(Item position entries)
+++

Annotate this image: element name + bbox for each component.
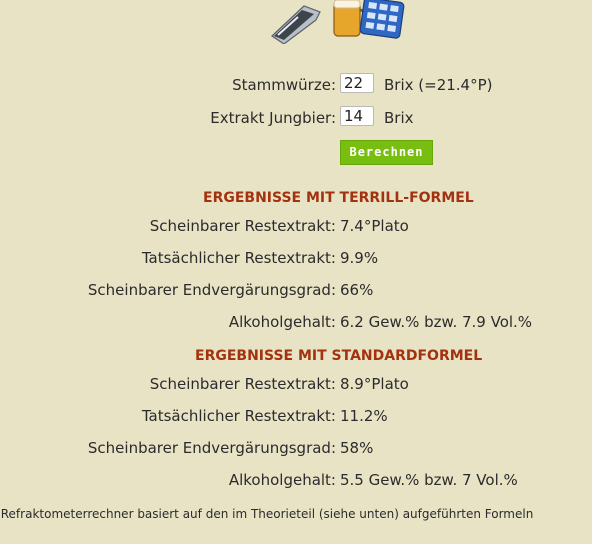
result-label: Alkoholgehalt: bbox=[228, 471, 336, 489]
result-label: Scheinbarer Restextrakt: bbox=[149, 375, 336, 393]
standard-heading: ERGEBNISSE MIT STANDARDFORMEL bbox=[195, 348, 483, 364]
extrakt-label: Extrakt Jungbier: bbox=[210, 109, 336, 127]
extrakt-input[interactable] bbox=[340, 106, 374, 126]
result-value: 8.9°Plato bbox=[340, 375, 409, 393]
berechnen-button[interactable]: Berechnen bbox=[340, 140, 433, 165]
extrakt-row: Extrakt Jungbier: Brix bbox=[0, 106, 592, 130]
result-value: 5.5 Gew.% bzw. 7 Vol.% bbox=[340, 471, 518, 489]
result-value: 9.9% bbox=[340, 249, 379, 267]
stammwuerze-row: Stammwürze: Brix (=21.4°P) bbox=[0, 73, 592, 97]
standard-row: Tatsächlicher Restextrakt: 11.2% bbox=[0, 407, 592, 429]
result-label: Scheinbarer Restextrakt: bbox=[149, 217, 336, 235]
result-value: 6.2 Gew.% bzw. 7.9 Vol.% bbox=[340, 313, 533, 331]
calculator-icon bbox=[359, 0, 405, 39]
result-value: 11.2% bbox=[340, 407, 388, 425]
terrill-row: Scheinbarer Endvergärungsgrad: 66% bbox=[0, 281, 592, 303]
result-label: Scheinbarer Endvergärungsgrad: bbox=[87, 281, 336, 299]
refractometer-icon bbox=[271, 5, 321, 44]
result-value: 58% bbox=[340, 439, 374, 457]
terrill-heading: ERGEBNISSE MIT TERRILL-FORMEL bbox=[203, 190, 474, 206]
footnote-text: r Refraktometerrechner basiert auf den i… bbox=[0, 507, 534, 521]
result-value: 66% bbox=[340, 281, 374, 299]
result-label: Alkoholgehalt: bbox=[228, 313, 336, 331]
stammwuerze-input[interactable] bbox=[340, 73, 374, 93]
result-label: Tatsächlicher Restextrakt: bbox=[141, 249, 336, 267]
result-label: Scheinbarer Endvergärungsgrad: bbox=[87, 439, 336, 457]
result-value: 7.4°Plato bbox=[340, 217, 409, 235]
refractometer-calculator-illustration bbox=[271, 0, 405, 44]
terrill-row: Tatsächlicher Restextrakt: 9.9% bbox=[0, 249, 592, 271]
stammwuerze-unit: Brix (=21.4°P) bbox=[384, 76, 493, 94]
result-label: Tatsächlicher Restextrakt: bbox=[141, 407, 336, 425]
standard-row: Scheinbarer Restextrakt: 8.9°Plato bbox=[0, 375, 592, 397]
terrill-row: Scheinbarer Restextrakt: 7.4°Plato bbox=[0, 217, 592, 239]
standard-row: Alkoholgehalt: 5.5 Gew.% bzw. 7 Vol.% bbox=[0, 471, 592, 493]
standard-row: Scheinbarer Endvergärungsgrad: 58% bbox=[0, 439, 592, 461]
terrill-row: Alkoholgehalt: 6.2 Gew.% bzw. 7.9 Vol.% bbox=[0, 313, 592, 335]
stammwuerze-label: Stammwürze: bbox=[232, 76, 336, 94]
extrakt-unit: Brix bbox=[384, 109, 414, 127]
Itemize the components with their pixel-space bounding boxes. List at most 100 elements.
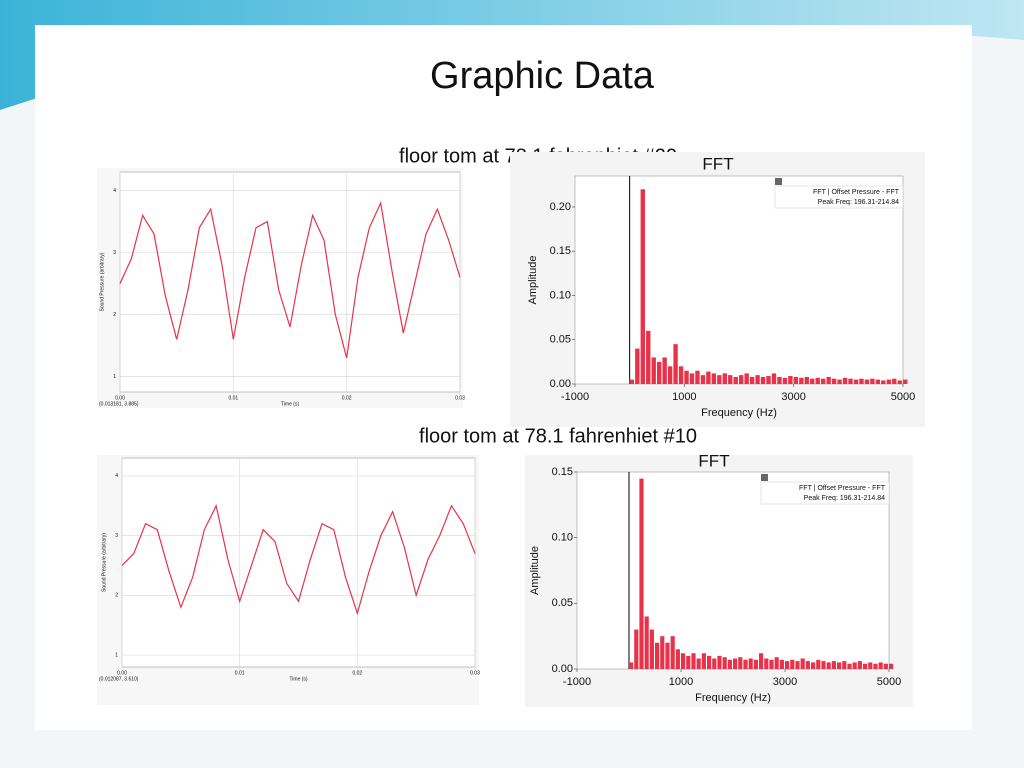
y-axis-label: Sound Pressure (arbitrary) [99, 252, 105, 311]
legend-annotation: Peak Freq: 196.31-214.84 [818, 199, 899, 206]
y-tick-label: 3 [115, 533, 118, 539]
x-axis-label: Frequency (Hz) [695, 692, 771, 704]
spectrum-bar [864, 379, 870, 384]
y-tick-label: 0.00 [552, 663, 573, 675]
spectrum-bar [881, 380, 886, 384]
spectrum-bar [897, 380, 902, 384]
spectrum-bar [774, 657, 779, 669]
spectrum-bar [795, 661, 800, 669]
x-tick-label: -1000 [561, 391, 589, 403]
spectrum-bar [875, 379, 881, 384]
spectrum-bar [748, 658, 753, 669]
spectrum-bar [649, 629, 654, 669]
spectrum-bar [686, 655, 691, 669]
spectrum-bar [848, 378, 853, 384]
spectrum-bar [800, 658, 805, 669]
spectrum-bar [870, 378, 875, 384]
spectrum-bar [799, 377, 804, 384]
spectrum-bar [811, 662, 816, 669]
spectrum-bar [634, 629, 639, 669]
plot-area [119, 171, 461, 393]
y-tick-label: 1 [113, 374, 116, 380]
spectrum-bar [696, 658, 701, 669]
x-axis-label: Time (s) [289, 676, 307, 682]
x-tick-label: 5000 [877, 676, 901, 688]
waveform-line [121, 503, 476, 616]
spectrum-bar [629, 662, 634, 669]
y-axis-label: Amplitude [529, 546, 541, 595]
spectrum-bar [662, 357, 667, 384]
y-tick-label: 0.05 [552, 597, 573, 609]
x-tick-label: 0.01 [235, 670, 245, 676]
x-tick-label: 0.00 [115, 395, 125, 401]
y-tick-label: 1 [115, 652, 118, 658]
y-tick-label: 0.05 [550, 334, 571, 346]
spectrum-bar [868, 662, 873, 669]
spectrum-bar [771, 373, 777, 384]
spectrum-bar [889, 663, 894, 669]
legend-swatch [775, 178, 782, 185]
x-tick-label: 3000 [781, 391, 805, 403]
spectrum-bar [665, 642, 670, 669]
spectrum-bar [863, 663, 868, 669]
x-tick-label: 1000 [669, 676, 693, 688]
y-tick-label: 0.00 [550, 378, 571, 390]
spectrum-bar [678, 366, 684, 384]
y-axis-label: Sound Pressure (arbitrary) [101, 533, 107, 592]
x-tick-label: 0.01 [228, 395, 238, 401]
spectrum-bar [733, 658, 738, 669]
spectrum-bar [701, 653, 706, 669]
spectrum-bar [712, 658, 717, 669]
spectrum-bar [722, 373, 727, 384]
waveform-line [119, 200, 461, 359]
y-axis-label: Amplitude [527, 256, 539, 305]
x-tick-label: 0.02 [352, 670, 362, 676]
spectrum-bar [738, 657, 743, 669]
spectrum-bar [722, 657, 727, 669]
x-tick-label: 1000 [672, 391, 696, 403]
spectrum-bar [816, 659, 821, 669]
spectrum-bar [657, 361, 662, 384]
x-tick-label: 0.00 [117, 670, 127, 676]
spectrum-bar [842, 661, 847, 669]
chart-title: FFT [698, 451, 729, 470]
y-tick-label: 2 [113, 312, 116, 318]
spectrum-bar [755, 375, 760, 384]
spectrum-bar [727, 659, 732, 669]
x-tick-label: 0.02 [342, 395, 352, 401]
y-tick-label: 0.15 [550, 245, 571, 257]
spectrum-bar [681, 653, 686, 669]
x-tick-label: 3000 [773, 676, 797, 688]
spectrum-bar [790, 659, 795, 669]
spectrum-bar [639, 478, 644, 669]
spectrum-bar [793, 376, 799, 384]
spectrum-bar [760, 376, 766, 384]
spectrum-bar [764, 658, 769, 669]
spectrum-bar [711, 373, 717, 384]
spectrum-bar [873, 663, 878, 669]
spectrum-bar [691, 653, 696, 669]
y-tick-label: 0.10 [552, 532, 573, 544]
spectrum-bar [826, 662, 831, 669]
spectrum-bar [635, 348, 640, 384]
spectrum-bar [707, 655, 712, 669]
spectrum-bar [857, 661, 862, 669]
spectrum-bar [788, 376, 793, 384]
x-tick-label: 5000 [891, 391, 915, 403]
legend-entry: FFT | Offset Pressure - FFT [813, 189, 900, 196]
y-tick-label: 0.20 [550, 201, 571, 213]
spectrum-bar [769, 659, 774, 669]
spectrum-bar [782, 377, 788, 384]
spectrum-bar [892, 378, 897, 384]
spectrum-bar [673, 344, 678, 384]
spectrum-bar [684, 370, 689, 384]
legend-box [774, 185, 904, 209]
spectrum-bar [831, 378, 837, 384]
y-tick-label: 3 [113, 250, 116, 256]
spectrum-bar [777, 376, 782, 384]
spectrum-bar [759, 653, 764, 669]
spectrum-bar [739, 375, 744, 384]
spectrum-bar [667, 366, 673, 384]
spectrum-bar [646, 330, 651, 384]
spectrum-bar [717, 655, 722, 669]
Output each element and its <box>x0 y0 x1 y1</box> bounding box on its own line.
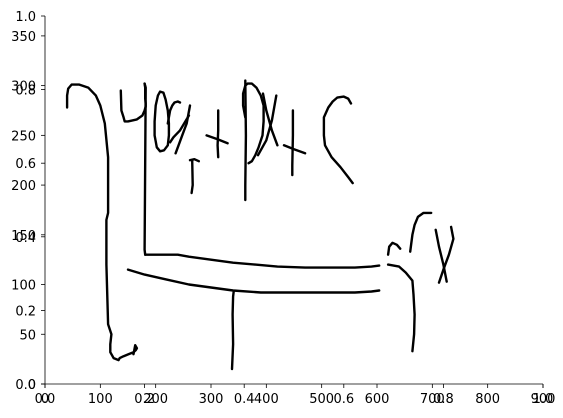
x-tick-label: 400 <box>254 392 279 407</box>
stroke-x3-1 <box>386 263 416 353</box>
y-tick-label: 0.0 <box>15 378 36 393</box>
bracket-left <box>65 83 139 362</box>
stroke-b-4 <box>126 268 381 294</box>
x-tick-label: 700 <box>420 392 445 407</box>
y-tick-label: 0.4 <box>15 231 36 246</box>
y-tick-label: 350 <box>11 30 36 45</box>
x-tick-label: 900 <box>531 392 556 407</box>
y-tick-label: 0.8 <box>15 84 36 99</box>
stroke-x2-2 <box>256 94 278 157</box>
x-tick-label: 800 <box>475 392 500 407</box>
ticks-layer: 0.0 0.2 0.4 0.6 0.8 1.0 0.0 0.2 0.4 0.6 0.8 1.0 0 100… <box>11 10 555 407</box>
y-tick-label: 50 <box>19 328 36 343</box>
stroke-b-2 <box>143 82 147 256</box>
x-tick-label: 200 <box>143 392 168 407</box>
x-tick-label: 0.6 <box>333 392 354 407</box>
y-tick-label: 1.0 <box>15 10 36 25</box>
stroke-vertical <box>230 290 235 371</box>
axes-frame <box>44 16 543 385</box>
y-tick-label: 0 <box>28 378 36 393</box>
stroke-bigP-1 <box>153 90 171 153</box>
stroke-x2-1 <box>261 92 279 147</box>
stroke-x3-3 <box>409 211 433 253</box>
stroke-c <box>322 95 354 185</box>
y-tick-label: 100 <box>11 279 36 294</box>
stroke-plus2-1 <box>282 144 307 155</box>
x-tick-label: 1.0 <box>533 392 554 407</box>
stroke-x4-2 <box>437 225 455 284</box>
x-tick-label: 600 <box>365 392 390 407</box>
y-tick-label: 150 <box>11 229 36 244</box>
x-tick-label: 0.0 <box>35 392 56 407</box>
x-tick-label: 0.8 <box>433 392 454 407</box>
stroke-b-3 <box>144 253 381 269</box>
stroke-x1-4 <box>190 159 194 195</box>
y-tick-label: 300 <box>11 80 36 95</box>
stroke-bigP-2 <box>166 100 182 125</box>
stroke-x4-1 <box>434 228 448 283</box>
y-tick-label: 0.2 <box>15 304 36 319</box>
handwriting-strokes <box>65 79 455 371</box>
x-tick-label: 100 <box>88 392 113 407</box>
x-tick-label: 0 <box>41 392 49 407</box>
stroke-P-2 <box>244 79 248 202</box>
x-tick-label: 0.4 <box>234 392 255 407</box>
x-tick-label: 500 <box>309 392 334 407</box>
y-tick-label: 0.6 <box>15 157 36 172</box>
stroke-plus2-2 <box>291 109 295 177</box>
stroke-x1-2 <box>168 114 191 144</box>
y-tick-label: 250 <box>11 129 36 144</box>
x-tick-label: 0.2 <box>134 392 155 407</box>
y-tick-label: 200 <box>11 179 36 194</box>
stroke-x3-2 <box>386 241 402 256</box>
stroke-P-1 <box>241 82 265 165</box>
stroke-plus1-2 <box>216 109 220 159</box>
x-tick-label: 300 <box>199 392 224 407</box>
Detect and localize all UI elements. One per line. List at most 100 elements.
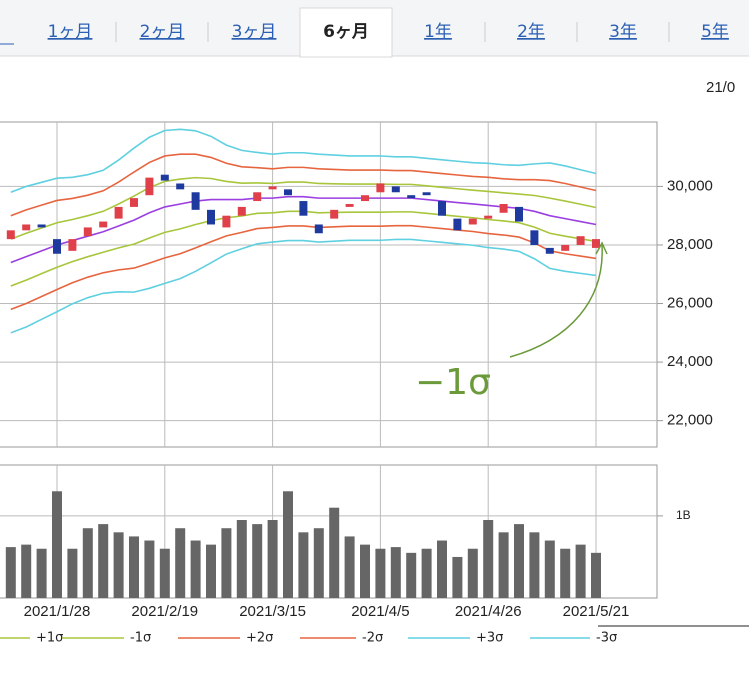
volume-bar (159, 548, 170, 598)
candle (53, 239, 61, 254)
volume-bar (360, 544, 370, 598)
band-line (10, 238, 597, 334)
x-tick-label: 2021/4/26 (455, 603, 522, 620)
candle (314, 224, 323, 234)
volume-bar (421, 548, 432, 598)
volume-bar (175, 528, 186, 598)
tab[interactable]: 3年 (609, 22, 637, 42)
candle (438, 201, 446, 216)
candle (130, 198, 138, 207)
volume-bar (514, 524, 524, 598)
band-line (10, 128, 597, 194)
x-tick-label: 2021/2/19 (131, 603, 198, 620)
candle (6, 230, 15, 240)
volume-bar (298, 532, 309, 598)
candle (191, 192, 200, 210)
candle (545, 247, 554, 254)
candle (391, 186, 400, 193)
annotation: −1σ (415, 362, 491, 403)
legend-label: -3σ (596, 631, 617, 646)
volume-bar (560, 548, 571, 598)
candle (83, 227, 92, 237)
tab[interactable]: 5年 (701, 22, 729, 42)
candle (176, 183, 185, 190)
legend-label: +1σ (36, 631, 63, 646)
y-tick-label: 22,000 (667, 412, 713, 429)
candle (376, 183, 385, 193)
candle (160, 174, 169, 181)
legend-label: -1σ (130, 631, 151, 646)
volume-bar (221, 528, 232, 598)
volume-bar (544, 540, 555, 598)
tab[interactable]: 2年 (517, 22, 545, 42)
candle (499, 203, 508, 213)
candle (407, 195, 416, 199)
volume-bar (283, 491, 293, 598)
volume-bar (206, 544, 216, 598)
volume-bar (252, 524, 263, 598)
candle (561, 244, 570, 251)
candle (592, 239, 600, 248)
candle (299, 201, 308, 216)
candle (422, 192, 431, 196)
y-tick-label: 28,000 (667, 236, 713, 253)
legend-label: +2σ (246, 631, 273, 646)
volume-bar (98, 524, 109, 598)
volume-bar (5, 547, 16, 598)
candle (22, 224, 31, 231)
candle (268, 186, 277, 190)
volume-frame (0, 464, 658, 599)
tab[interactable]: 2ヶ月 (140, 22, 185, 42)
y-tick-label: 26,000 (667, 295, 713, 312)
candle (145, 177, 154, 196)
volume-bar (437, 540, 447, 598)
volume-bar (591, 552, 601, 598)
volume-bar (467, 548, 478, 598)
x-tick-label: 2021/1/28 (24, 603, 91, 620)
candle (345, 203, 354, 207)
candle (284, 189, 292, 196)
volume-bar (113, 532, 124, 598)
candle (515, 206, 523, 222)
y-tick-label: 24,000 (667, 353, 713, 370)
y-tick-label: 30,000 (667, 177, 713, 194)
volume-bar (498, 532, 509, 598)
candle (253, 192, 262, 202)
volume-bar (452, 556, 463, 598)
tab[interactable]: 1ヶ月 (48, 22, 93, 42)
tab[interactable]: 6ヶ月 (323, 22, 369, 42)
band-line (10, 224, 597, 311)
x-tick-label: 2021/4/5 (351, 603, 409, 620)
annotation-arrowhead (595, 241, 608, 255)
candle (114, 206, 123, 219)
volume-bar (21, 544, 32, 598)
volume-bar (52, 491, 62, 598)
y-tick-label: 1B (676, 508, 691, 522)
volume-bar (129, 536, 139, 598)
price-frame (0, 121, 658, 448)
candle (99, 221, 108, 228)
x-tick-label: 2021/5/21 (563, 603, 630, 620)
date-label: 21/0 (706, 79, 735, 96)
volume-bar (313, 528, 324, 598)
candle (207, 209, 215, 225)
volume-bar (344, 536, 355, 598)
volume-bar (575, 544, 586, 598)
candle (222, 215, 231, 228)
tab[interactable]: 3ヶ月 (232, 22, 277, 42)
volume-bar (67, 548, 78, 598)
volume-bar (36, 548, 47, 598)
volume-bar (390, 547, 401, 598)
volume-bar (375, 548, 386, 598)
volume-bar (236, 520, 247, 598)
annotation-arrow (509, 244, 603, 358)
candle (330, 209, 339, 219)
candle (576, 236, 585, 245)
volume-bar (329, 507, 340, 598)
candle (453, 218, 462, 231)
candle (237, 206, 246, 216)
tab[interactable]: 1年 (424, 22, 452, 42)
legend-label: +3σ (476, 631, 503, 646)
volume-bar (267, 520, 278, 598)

+++

* SET PROBLEM
Switch "band-line" to "sigma-band" everywhere in the lines from the one containing "volume-bar (159, 548, 170, 598)" through the one containing "volume-bar (560, 548, 571, 598)", inclusive. Give back only those lines, with everything else left as it is.

* EXERCISE RESULT
volume-bar (159, 548, 170, 598)
candle (53, 239, 61, 254)
volume-bar (360, 544, 370, 598)
sigma-band (10, 238, 597, 334)
x-tick-label: 2021/4/26 (455, 603, 522, 620)
candle (314, 224, 323, 234)
volume-bar (421, 548, 432, 598)
volume-bar (175, 528, 186, 598)
tab[interactable]: 3年 (609, 22, 637, 42)
candle (438, 201, 446, 216)
candle (130, 198, 138, 207)
volume-bar (514, 524, 524, 598)
sigma-band (10, 128, 597, 194)
x-tick-label: 2021/2/19 (131, 603, 198, 620)
candle (6, 230, 15, 240)
volume-bar (298, 532, 309, 598)
candle (191, 192, 200, 210)
candle (545, 247, 554, 254)
candle (391, 186, 400, 193)
annotation: −1σ (415, 362, 491, 403)
legend-label: -3σ (596, 631, 617, 646)
volume-bar (560, 548, 571, 598)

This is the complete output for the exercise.